» **EXERCISE GOAL**
Reproduce all of the data below without alteration; exclude every picture.

Extracted data entries:

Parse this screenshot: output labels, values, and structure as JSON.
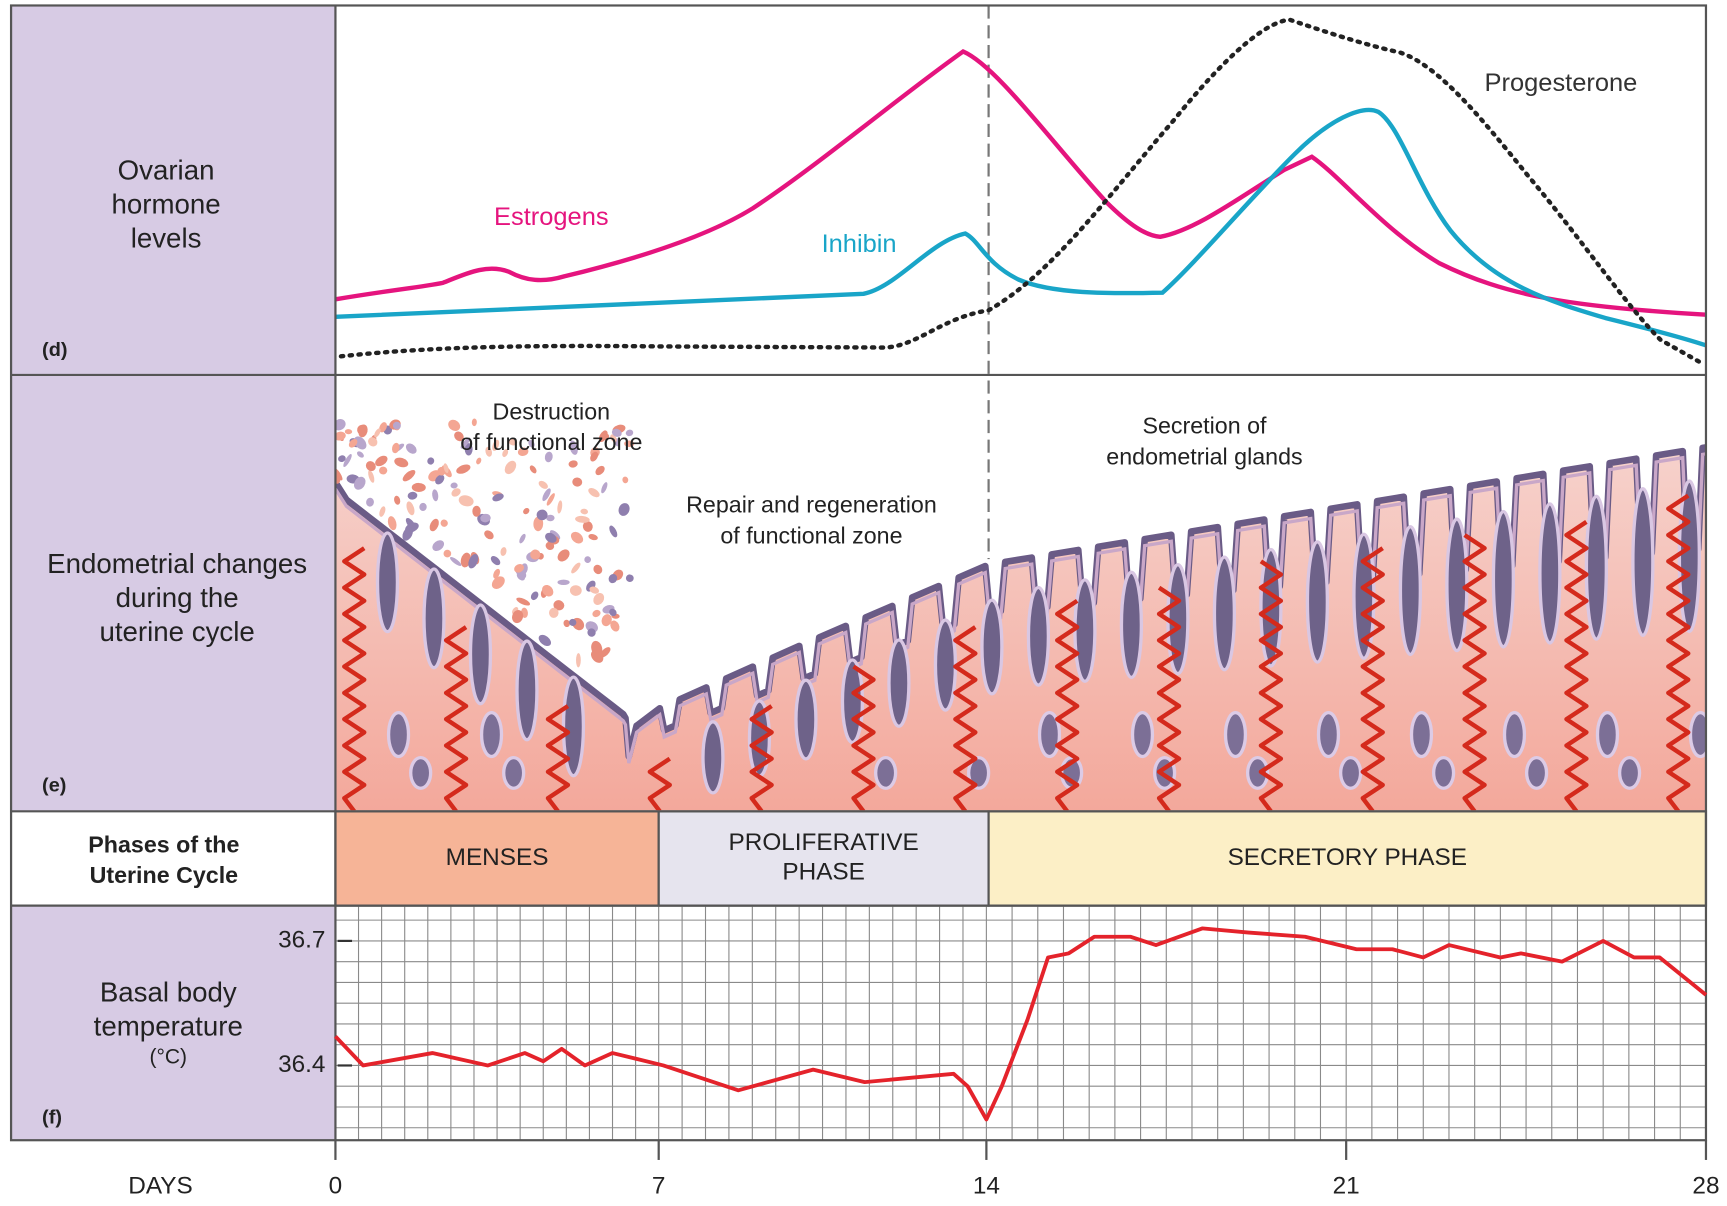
{
  "panel_d": {
    "letter": "(d)",
    "label_lines": [
      "Ovarian",
      "hormone",
      "levels"
    ],
    "curves": [
      {
        "name": "Estrogens",
        "color": "#e5147e"
      },
      {
        "name": "Inhibin",
        "color": "#19a5c8"
      },
      {
        "name": "Progesterone",
        "color": "#222222"
      }
    ]
  },
  "panel_e": {
    "letter": "(e)",
    "label_lines": [
      "Endometrial changes",
      "during the",
      "uterine cycle"
    ],
    "annotations": [
      [
        "Destruction",
        "of functional zone"
      ],
      [
        "Repair and regeneration",
        "of functional zone"
      ],
      [
        "Secretion of",
        "endometrial glands"
      ]
    ]
  },
  "phases": {
    "label_lines": [
      "Phases of the",
      "Uterine Cycle"
    ],
    "items": [
      {
        "lines": [
          "MENSES"
        ],
        "color": "#f6b497"
      },
      {
        "lines": [
          "PROLIFERATIVE",
          "PHASE"
        ],
        "color": "#e6e4ee"
      },
      {
        "lines": [
          "SECRETORY PHASE"
        ],
        "color": "#fcefc6"
      }
    ]
  },
  "chart_data": {
    "type": "line",
    "letter": "(f)",
    "label_lines": [
      "Basal body",
      "temperature",
      "(°C)"
    ],
    "xlabel": "DAYS",
    "x": [
      0,
      0.6,
      2.1,
      3.3,
      4.1,
      4.5,
      4.9,
      5.4,
      6.0,
      7.1,
      8.7,
      10.3,
      11.4,
      13.3,
      13.6,
      14.0,
      14.3,
      14.8,
      15.2,
      15.6,
      16.1,
      16.8,
      17.3,
      18.2,
      19.1,
      20.2,
      21.2,
      21.9,
      22.5,
      23.0,
      24.0,
      24.4,
      25.2,
      26.0,
      26.6,
      27.1,
      28.0
    ],
    "series": [
      {
        "color": "#e4232b",
        "values": [
          36.47,
          36.4,
          36.43,
          36.4,
          36.43,
          36.41,
          36.44,
          36.4,
          36.43,
          36.4,
          36.34,
          36.39,
          36.36,
          36.38,
          36.35,
          36.27,
          36.35,
          36.51,
          36.66,
          36.67,
          36.71,
          36.71,
          36.69,
          36.73,
          36.72,
          36.71,
          36.68,
          36.68,
          36.66,
          36.69,
          36.66,
          36.67,
          36.65,
          36.7,
          36.66,
          36.66,
          36.57
        ]
      }
    ],
    "xlim": [
      0,
      28
    ],
    "xticks": [
      0,
      7,
      14,
      21,
      28
    ],
    "ylim": [
      36.22,
      36.785
    ],
    "yticks": [
      36.4,
      36.7
    ],
    "grid": true,
    "grid_step_x": 0.5,
    "grid_step_y": 0.05
  }
}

» **FINISHED ANSWER**
Parse this screenshot: output labels, values, and structure as JSON.
{
  "panel_d": {
    "letter": "(d)",
    "label_lines": [
      "Ovarian",
      "hormone",
      "levels"
    ],
    "curves": [
      {
        "name": "Estrogens",
        "color": "#e5147e"
      },
      {
        "name": "Inhibin",
        "color": "#19a5c8"
      },
      {
        "name": "Progesterone",
        "color": "#222222"
      }
    ]
  },
  "panel_e": {
    "letter": "(e)",
    "label_lines": [
      "Endometrial changes",
      "during the",
      "uterine cycle"
    ],
    "annotations": [
      [
        "Destruction",
        "of functional zone"
      ],
      [
        "Repair and regeneration",
        "of functional zone"
      ],
      [
        "Secretion of",
        "endometrial glands"
      ]
    ]
  },
  "phases": {
    "label_lines": [
      "Phases of the",
      "Uterine Cycle"
    ],
    "items": [
      {
        "lines": [
          "MENSES"
        ],
        "color": "#f6b497"
      },
      {
        "lines": [
          "PROLIFERATIVE",
          "PHASE"
        ],
        "color": "#e6e4ee"
      },
      {
        "lines": [
          "SECRETORY PHASE"
        ],
        "color": "#fcefc6"
      }
    ]
  },
  "chart_data": {
    "type": "line",
    "letter": "(f)",
    "label_lines": [
      "Basal body",
      "temperature",
      "(°C)"
    ],
    "xlabel": "DAYS",
    "x": [
      0,
      0.6,
      2.1,
      3.3,
      4.1,
      4.5,
      4.9,
      5.4,
      6.0,
      7.1,
      8.7,
      10.3,
      11.4,
      13.3,
      13.6,
      14.0,
      14.3,
      14.8,
      15.2,
      15.6,
      16.1,
      16.8,
      17.3,
      18.2,
      19.1,
      20.2,
      21.2,
      21.9,
      22.5,
      23.0,
      24.0,
      24.4,
      25.2,
      26.0,
      26.6,
      27.1,
      28.0
    ],
    "series": [
      {
        "color": "#e4232b",
        "values": [
          36.47,
          36.4,
          36.43,
          36.4,
          36.43,
          36.41,
          36.44,
          36.4,
          36.43,
          36.4,
          36.34,
          36.39,
          36.36,
          36.38,
          36.35,
          36.27,
          36.35,
          36.51,
          36.66,
          36.67,
          36.71,
          36.71,
          36.69,
          36.73,
          36.72,
          36.71,
          36.68,
          36.68,
          36.66,
          36.69,
          36.66,
          36.67,
          36.65,
          36.7,
          36.66,
          36.66,
          36.57
        ]
      }
    ],
    "xlim": [
      0,
      28
    ],
    "xticks": [
      0,
      7,
      14,
      21,
      28
    ],
    "ylim": [
      36.22,
      36.785
    ],
    "yticks": [
      36.4,
      36.7
    ],
    "grid": true,
    "grid_step_x": 0.5,
    "grid_step_y": 0.05
  }
}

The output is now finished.